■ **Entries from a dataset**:
▼

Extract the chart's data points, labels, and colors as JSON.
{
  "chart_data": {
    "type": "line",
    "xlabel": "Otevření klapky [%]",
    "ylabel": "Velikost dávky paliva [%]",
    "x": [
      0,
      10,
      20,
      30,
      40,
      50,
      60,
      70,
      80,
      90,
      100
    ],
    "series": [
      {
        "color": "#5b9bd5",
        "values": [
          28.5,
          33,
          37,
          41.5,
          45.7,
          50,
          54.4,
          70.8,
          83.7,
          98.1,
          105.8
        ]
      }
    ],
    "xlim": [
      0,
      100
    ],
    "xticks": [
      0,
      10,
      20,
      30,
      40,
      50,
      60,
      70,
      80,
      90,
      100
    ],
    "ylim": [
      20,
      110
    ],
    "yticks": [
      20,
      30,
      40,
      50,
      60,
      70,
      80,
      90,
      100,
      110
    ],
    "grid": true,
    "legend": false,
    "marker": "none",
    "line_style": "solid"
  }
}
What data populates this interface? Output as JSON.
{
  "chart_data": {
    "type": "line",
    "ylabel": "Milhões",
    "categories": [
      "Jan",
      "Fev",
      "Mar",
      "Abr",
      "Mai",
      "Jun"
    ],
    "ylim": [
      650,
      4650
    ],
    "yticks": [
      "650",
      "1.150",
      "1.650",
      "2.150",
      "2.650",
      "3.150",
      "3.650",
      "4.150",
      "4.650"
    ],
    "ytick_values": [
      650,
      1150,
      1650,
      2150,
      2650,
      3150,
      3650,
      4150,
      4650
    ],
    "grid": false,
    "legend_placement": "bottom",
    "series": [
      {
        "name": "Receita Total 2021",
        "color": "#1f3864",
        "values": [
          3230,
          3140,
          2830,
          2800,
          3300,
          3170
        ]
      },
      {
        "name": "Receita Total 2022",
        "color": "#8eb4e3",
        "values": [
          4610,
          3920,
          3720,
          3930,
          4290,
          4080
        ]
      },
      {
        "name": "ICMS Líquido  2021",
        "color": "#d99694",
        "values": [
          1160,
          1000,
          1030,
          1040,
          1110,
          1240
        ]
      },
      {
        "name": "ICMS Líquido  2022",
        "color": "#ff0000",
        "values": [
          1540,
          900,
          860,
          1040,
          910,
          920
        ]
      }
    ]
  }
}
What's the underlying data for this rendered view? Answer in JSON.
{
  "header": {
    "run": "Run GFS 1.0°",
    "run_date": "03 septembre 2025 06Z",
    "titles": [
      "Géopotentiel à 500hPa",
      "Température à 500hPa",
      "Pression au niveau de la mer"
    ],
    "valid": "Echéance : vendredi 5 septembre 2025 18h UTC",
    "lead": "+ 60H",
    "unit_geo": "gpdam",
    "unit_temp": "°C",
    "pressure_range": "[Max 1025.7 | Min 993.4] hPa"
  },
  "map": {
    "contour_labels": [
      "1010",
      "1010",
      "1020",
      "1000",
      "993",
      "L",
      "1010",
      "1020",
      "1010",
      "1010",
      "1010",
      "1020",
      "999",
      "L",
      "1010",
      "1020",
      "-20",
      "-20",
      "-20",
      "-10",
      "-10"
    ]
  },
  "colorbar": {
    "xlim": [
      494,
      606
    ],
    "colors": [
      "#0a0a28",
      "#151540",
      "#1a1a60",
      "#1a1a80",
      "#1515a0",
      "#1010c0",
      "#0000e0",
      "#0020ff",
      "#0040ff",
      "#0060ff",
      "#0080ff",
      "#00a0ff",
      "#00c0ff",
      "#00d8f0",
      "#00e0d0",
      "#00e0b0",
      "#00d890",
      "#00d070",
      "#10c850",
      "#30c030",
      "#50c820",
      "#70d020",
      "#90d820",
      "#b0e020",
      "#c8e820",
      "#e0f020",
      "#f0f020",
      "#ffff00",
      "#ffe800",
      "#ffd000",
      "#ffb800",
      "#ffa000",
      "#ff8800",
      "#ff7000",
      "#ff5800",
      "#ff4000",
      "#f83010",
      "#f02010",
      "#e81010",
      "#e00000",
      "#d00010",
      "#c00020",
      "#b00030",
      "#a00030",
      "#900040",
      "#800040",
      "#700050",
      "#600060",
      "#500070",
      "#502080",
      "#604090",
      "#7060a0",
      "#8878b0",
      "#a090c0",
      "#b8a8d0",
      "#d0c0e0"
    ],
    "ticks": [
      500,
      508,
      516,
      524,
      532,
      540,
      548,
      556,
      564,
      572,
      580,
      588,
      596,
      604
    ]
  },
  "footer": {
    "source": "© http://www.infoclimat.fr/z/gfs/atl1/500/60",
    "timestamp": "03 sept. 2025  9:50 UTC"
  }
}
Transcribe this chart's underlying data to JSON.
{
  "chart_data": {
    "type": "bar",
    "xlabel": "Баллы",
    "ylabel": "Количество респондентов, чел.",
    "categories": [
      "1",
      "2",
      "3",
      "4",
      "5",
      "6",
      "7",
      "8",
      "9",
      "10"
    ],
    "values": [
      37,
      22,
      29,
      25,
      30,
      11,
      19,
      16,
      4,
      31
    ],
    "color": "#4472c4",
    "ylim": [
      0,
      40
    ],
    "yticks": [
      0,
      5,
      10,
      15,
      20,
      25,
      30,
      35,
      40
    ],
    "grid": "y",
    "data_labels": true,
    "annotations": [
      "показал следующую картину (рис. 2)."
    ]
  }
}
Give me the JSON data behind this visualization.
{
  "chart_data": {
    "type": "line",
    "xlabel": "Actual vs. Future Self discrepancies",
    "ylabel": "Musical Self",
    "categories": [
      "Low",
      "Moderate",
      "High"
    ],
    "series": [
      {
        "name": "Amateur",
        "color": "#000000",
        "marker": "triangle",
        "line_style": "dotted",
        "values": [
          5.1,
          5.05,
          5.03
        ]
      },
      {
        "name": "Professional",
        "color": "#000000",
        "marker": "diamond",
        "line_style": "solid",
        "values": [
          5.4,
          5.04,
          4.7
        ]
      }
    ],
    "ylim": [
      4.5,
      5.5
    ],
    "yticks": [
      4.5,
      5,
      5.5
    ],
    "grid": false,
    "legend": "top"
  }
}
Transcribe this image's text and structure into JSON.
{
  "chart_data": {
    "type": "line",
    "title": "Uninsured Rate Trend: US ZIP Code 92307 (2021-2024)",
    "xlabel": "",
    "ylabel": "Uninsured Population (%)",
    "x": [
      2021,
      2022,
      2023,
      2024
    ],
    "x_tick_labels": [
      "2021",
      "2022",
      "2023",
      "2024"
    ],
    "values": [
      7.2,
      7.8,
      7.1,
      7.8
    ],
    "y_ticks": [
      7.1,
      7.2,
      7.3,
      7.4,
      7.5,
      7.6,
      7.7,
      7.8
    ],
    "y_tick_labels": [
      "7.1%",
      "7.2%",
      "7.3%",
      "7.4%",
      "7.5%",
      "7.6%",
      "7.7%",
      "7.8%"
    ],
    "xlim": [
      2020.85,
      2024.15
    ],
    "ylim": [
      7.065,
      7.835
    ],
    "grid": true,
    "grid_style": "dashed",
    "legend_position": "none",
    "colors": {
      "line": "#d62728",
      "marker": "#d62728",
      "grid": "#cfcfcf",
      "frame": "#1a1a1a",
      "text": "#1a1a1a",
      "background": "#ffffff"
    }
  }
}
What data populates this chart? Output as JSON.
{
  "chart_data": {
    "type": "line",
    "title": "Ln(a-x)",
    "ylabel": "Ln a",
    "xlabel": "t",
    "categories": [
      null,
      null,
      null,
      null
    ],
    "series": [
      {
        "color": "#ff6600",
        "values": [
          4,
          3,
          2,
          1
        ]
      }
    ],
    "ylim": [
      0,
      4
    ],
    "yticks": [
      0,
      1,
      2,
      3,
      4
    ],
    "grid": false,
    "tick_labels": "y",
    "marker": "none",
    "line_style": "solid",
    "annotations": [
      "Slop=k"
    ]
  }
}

▲

■ **Exercise details**: Take the listing above and set it down exactly.

■ **Completed exercise**:
Extract the chart's data points, labels, and colors as JSON.
{
  "chart_data": {
    "type": "line",
    "xlabel": "Otevření klapky [%]",
    "ylabel": "Velikost dávky paliva [%]",
    "x": [
      0,
      10,
      20,
      30,
      40,
      50,
      60,
      70,
      80,
      90,
      100
    ],
    "series": [
      {
        "color": "#5b9bd5",
        "values": [
          28.5,
          33,
          37,
          41.5,
          45.7,
          50,
          54.4,
          70.8,
          83.7,
          98.1,
          105.8
        ]
      }
    ],
    "xlim": [
      0,
      100
    ],
    "xticks": [
      0,
      10,
      20,
      30,
      40,
      50,
      60,
      70,
      80,
      90,
      100
    ],
    "ylim": [
      20,
      110
    ],
    "yticks": [
      20,
      30,
      40,
      50,
      60,
      70,
      80,
      90,
      100,
      110
    ],
    "grid": true,
    "legend": false,
    "marker": "none",
    "line_style": "solid"
  }
}
What data populates this interface? Output as JSON.
{
  "chart_data": {
    "type": "line",
    "ylabel": "Milhões",
    "categories": [
      "Jan",
      "Fev",
      "Mar",
      "Abr",
      "Mai",
      "Jun"
    ],
    "ylim": [
      650,
      4650
    ],
    "yticks": [
      "650",
      "1.150",
      "1.650",
      "2.150",
      "2.650",
      "3.150",
      "3.650",
      "4.150",
      "4.650"
    ],
    "ytick_values": [
      650,
      1150,
      1650,
      2150,
      2650,
      3150,
      3650,
      4150,
      4650
    ],
    "grid": false,
    "legend_placement": "bottom",
    "series": [
      {
        "name": "Receita Total 2021",
        "color": "#1f3864",
        "values": [
          3230,
          3140,
          2830,
          2800,
          3300,
          3170
        ]
      },
      {
        "name": "Receita Total 2022",
        "color": "#8eb4e3",
        "values": [
          4610,
          3920,
          3720,
          3930,
          4290,
          4080
        ]
      },
      {
        "name": "ICMS Líquido  2021",
        "color": "#d99694",
        "values": [
          1160,
          1000,
          1030,
          1040,
          1110,
          1240
        ]
      },
      {
        "name": "ICMS Líquido  2022",
        "color": "#ff0000",
        "values": [
          1540,
          900,
          860,
          1040,
          910,
          920
        ]
      }
    ]
  }
}
What's the underlying data for this rendered view? Answer in JSON.
{
  "header": {
    "run": "Run GFS 1.0°",
    "run_date": "03 septembre 2025 06Z",
    "titles": [
      "Géopotentiel à 500hPa",
      "Température à 500hPa",
      "Pression au niveau de la mer"
    ],
    "valid": "Echéance : vendredi 5 septembre 2025 18h UTC",
    "lead": "+ 60H",
    "unit_geo": "gpdam",
    "unit_temp": "°C",
    "pressure_range": "[Max 1025.7 | Min 993.4] hPa"
  },
  "map": {
    "contour_labels": [
      "1010",
      "1010",
      "1020",
      "1000",
      "993",
      "L",
      "1010",
      "1020",
      "1010",
      "1010",
      "1010",
      "1020",
      "999",
      "L",
      "1010",
      "1020",
      "-20",
      "-20",
      "-20",
      "-10",
      "-10"
    ]
  },
  "colorbar": {
    "xlim": [
      494,
      606
    ],
    "colors": [
      "#0a0a28",
      "#151540",
      "#1a1a60",
      "#1a1a80",
      "#1515a0",
      "#1010c0",
      "#0000e0",
      "#0020ff",
      "#0040ff",
      "#0060ff",
      "#0080ff",
      "#00a0ff",
      "#00c0ff",
      "#00d8f0",
      "#00e0d0",
      "#00e0b0",
      "#00d890",
      "#00d070",
      "#10c850",
      "#30c030",
      "#50c820",
      "#70d020",
      "#90d820",
      "#b0e020",
      "#c8e820",
      "#e0f020",
      "#f0f020",
      "#ffff00",
      "#ffe800",
      "#ffd000",
      "#ffb800",
      "#ffa000",
      "#ff8800",
      "#ff7000",
      "#ff5800",
      "#ff4000",
      "#f83010",
      "#f02010",
      "#e81010",
      "#e00000",
      "#d00010",
      "#c00020",
      "#b00030",
      "#a00030",
      "#900040",
      "#800040",
      "#700050",
      "#600060",
      "#500070",
      "#502080",
      "#604090",
      "#7060a0",
      "#8878b0",
      "#a090c0",
      "#b8a8d0",
      "#d0c0e0"
    ],
    "ticks": [
      500,
      508,
      516,
      524,
      532,
      540,
      548,
      556,
      564,
      572,
      580,
      588,
      596,
      604
    ]
  },
  "footer": {
    "source": "© http://www.infoclimat.fr/z/gfs/atl1/500/60",
    "timestamp": "03 sept. 2025  9:50 UTC"
  }
}
Transcribe this chart's underlying data to JSON.
{
  "chart_data": {
    "type": "bar",
    "xlabel": "Баллы",
    "ylabel": "Количество респондентов, чел.",
    "categories": [
      "1",
      "2",
      "3",
      "4",
      "5",
      "6",
      "7",
      "8",
      "9",
      "10"
    ],
    "values": [
      37,
      22,
      29,
      25,
      30,
      11,
      19,
      16,
      4,
      31
    ],
    "color": "#4472c4",
    "ylim": [
      0,
      40
    ],
    "yticks": [
      0,
      5,
      10,
      15,
      20,
      25,
      30,
      35,
      40
    ],
    "grid": "y",
    "data_labels": true,
    "annotations": [
      "показал следующую картину (рис. 2)."
    ]
  }
}
Give me the JSON data behind this visualization.
{
  "chart_data": {
    "type": "line",
    "xlabel": "Actual vs. Future Self discrepancies",
    "ylabel": "Musical Self",
    "categories": [
      "Low",
      "Moderate",
      "High"
    ],
    "series": [
      {
        "name": "Amateur",
        "color": "#000000",
        "marker": "triangle",
        "line_style": "dotted",
        "values": [
          5.1,
          5.05,
          5.03
        ]
      },
      {
        "name": "Professional",
        "color": "#000000",
        "marker": "diamond",
        "line_style": "solid",
        "values": [
          5.4,
          5.04,
          4.7
        ]
      }
    ],
    "ylim": [
      4.5,
      5.5
    ],
    "yticks": [
      4.5,
      5,
      5.5
    ],
    "grid": false,
    "legend": "top"
  }
}
Transcribe this image's text and structure into JSON.
{
  "chart_data": {
    "type": "line",
    "title": "Uninsured Rate Trend: US ZIP Code 92307 (2021-2024)",
    "xlabel": "",
    "ylabel": "Uninsured Population (%)",
    "x": [
      2021,
      2022,
      2023,
      2024
    ],
    "x_tick_labels": [
      "2021",
      "2022",
      "2023",
      "2024"
    ],
    "values": [
      7.2,
      7.8,
      7.1,
      7.8
    ],
    "y_ticks": [
      7.1,
      7.2,
      7.3,
      7.4,
      7.5,
      7.6,
      7.7,
      7.8
    ],
    "y_tick_labels": [
      "7.1%",
      "7.2%",
      "7.3%",
      "7.4%",
      "7.5%",
      "7.6%",
      "7.7%",
      "7.8%"
    ],
    "xlim": [
      2020.85,
      2024.15
    ],
    "ylim": [
      7.065,
      7.835
    ],
    "grid": true,
    "grid_style": "dashed",
    "legend_position": "none",
    "colors": {
      "line": "#d62728",
      "marker": "#d62728",
      "grid": "#cfcfcf",
      "frame": "#1a1a1a",
      "text": "#1a1a1a",
      "background": "#ffffff"
    }
  }
}
What data populates this chart? Output as JSON.
{
  "chart_data": {
    "type": "line",
    "title": "Ln(a-x)",
    "ylabel": "Ln a",
    "xlabel": "t",
    "categories": [
      null,
      null,
      null,
      null
    ],
    "series": [
      {
        "color": "#ff6600",
        "values": [
          4,
          3,
          2,
          1
        ]
      }
    ],
    "ylim": [
      0,
      4
    ],
    "yticks": [
      0,
      1,
      2,
      3,
      4
    ],
    "grid": false,
    "tick_labels": "y",
    "marker": "none",
    "line_style": "solid",
    "annotations": [
      "Slop=k"
    ]
  }
}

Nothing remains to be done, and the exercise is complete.